■ Texto proporcionado ■
La reflexión del Qohélet es todaví­a más radical, pues muestra la improductividad de las relaciones lógicas de la sabidurí­a tradicional no sólo en el caso lí­mite de un dolor muy intenso, sino también en las situaciones normales de la vida, hasta denunciar la inutilidad misma de la sabidurí­a. La pregunta: «¿Qué ventajas obtiene el hombre de todos los trabajos con que se fatiga bajo el sol?» (Qo 1,3), parece llevar a una especie de nihilismo que pone en duda todos los valores y motivaciones. Pero paradójicamente puede ser, en negativo, la afirmación implí­cita del valor del hombre, que no logra encontrar en lo que prouce y trabaja lo que necesita para su plena realización porque le falta precisamente lo que es más adecuado para él: el conocimiento y el dominio del tiempo propicio para cada acción, sus resultados y, por lo tanto, para el futuro.

Esta constatación de la vanidad e inaferrabilidad cognoscitiva de la totalidad de la vida plantea a Qohélet el grave problema de la última motivación del obrar humano y de lo que permite distinguir cuándo se obra bien. Está seguro de que hay una razón plena de la totalidad, y que esa razón está en Dios; pero le parece imposible que el hombre pueda llegar a poseerla. De aquí­ su conclusión; que le es mejor al hombre disfrutar de los bienes que Dios le da y abstenerse de incluir en su existencia el afán por un inalcanzable dominio de los acontecimientos. Es una concepción que no tiene nada en común, salvo en la forma externa, con planteamientos epicúreos (que Qohélet conoció), sino que manifiesta un profundo sentido de fe. Qohélet, efectivamente, se decide por la obediencia a Dios y a la inaccesible sabidurí­a con que gobierna el mundo. El sabio, aunque pueda parecer paradójico decirlo en el caso de Qohélet, se pregunta si acaso debe hacerse piadoso.

■ Consigna escrita ■
¿Puedes reproducir palabra por palabra el tramo del texto sobre Qohélet que va desde «La reflexión del» hasta «para el futuro.»?

■ Datos proporcionados ■
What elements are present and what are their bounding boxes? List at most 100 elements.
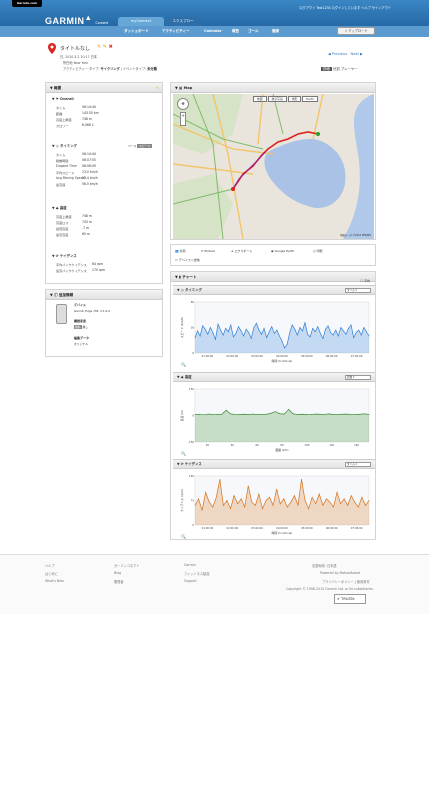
edit-icon[interactable]: ✎ — [156, 83, 159, 93]
nav-activities[interactable]: アクティビティー — [162, 29, 189, 34]
event-type[interactable]: 未分類 — [147, 67, 157, 71]
google-earth-button[interactable]: ◉ Google Earth — [271, 249, 294, 253]
data-point — [223, 505, 224, 506]
footer-link[interactable]: Garmin — [184, 563, 196, 567]
view-splits[interactable]: 分割 — [333, 67, 340, 71]
tab-myconnect[interactable]: myConnect — [118, 17, 164, 26]
cadence-section[interactable]: ▼ ⟳ ケイデンス — [52, 253, 77, 258]
garmin-logo[interactable]: GARMIN▲ Connect — [45, 13, 108, 26]
language-value: 日本語 — [326, 564, 337, 568]
y-tick-label: 150 — [189, 387, 194, 391]
y-tick-label: 0 — [192, 523, 194, 527]
print-button[interactable]: ⎙ 印刷 — [313, 249, 322, 253]
delete-icon[interactable]: ✖ — [109, 44, 113, 50]
nav-goals[interactable]: ゴール — [248, 29, 259, 34]
view-player[interactable]: プレーヤー — [341, 67, 358, 71]
next-link[interactable]: Next — [351, 52, 359, 56]
map-type-terrain[interactable]: 地形 — [287, 96, 302, 102]
footer-link[interactable]: はじめに — [45, 571, 58, 576]
send-to-device-button[interactable]: ▭ デバイスへ送信 — [175, 258, 200, 262]
truste-badge[interactable]: ✔ TRUSTe — [334, 594, 366, 604]
cadence-axis-select[interactable]: タイム ▾ — [345, 462, 371, 467]
timing-section[interactable]: ▼ ◷ タイミング — [52, 143, 77, 148]
data-point — [247, 485, 249, 487]
powered-by[interactable]: Powered by MotionBased — [320, 571, 360, 575]
activity-location[interactable]: 所在地 New York — [63, 60, 88, 65]
data-point — [210, 327, 211, 328]
view-switcher: 詳細 分割 プレーヤー — [321, 66, 358, 71]
activity-title[interactable]: タイトルなし — [60, 45, 90, 52]
device-name[interactable]: Garmin Edge 705, 2.1.0.0 — [74, 309, 110, 313]
pan-control-icon[interactable]: ✥ — [177, 98, 189, 110]
gear-tag[interactable]: 無料 — [74, 325, 82, 329]
data-point — [343, 330, 344, 332]
footer-link[interactable]: What's New — [45, 579, 64, 583]
data-point — [302, 330, 303, 332]
zoom-icon[interactable]: 🔍 — [181, 362, 186, 367]
footer-link[interactable]: ガーミンコネクト — [114, 563, 140, 568]
edit-icon[interactable]: ✎ — [97, 44, 101, 50]
elevation-section[interactable]: ▼ ⛰ 高度 — [52, 205, 67, 210]
data-point — [301, 478, 302, 480]
nav-reports[interactable]: 報告 — [232, 29, 239, 34]
elevation-chart-title: 高度 — [184, 375, 192, 379]
data-point — [368, 414, 370, 415]
data-point — [297, 414, 298, 415]
data-point — [194, 505, 196, 506]
map-panel: ▼ ▦ Map ✥ + 地図 航空写真 地形 Earth 地図データ ©2010… — [170, 82, 376, 240]
data-point — [350, 414, 352, 415]
data-point — [256, 322, 257, 324]
zoom-slider[interactable]: + — [180, 112, 186, 126]
zoom-icon[interactable]: 🔍 — [181, 534, 186, 539]
data-point — [273, 333, 275, 334]
y-axis-label: ケイデンス (rpm) — [180, 489, 184, 512]
nav-calendar[interactable]: Calendar — [204, 29, 222, 33]
map-type-satellite[interactable]: 航空写真 — [267, 96, 287, 102]
data-point — [348, 328, 349, 329]
activity-type[interactable]: サイクリング — [101, 67, 120, 71]
footer-link[interactable]: 開発者 — [114, 579, 124, 584]
footer-link[interactable]: Support — [184, 579, 197, 583]
privacy-links[interactable]: プライバシーポリシー | 使用条件 — [322, 579, 370, 584]
nav-health[interactable]: 健康 — [272, 29, 279, 34]
data-point — [358, 329, 360, 331]
view-details[interactable]: 詳細 — [321, 67, 332, 71]
previous-link[interactable]: Previous — [332, 52, 347, 56]
footer-link[interactable]: フィットネス製品 — [184, 571, 209, 576]
data-point — [226, 500, 228, 501]
map-type-map[interactable]: 地図 — [253, 96, 267, 102]
map-canvas[interactable]: ✥ + 地図 航空写真 地形 Earth 地図データ ©2010 ZENRIN — [173, 94, 374, 239]
tab-explore[interactable]: エクスプロー — [165, 17, 201, 26]
footer-link[interactable]: ヘルプ — [45, 563, 55, 568]
language-selector[interactable]: 言語地域: 日本語 — [312, 563, 336, 568]
elevation-axis-select[interactable]: 距離 ▾ — [345, 375, 371, 380]
map-type-earth[interactable]: Earth — [302, 96, 318, 102]
pace-button[interactable]: ペース — [128, 144, 136, 148]
cadence-chart[interactable]: 01:00:00 02:00:00 03:00:00 04:00:00 05:00:00… — [179, 473, 375, 539]
y-axis-label: 高度 (m) — [180, 410, 184, 421]
embed-button[interactable]: ⟳ Embed — [201, 249, 215, 253]
data-point — [350, 324, 352, 326]
type-label: アクティビティー タイプ — [63, 67, 99, 71]
edit-alt-icon[interactable]: ✎ — [103, 44, 107, 50]
nav-dashboard[interactable]: ダッシュボード — [124, 29, 149, 34]
data-point — [286, 506, 288, 508]
map-zoom-control[interactable]: ✥ + — [177, 98, 189, 130]
user-links[interactable]: ログアウト Test1234 ログインしています ヘルプ サインアウト — [299, 5, 391, 10]
stat-row: カロリー 6,066 C — [56, 123, 95, 128]
overall-section[interactable]: ▼ ⚑ Overall — [52, 97, 74, 101]
timing-chart[interactable]: 01:00:00 02:00:00 03:00:00 04:00:00 05:00:00… — [179, 299, 375, 367]
data-point — [304, 322, 306, 323]
export-button[interactable]: ➜ エクスポート — [231, 249, 252, 253]
x-axis-label: 時間 (h:mm:ss) — [272, 359, 293, 363]
chart-panel: ▼ ▮ チャート ☐ 平均 ▼ ◷ タイミング タイム ▾ 01:00:00 02:0… — [170, 271, 376, 540]
zoom-icon[interactable]: 🔍 — [181, 451, 186, 456]
share-button[interactable]: 👥 共有 — [175, 249, 186, 253]
data-point — [355, 332, 357, 333]
upload-button[interactable]: ⇧ アップロード — [337, 27, 375, 35]
speed-button[interactable]: スピード — [137, 144, 153, 148]
garmin-com-link[interactable]: Garmin.com — [12, 0, 42, 7]
footer-link[interactable]: Blog — [114, 571, 121, 575]
elevation-chart[interactable]: 20 40 60 80 100 120 140 -150 0 150 距離 (km) 高度 (m) 🔍 — [179, 386, 375, 456]
timing-axis-select[interactable]: タイム ▾ — [345, 288, 371, 293]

■ Respuesta ■
La reflexión del Qohélet es todaví­a más radical, pues muestra la improductividad de las relaciones lógicas de la sabidurí­a tradicional no sólo en el caso lí­mite de un dolor muy intenso, sino también en las situaciones normales de la vida, hasta denunciar la inutilidad misma de la sabidurí­a. La pregunta: «¿Qué ventajas obtiene el hombre de todos los trabajos con que se fatiga bajo el sol?» (Qo 1,3), parece llevar a una especie de nihilismo que pone en duda todos los valores y motivaciones. Pero paradójicamente puede ser, en negativo, la afirmación implí­cita del valor del hombre, que no logra encontrar en lo que prouce y trabaja lo que necesita para su plena realización porque le falta precisamente lo que es más adecuado para él: el conocimiento y el dominio del tiempo propicio para cada acción, sus resultados y, por lo tanto, para el futuro.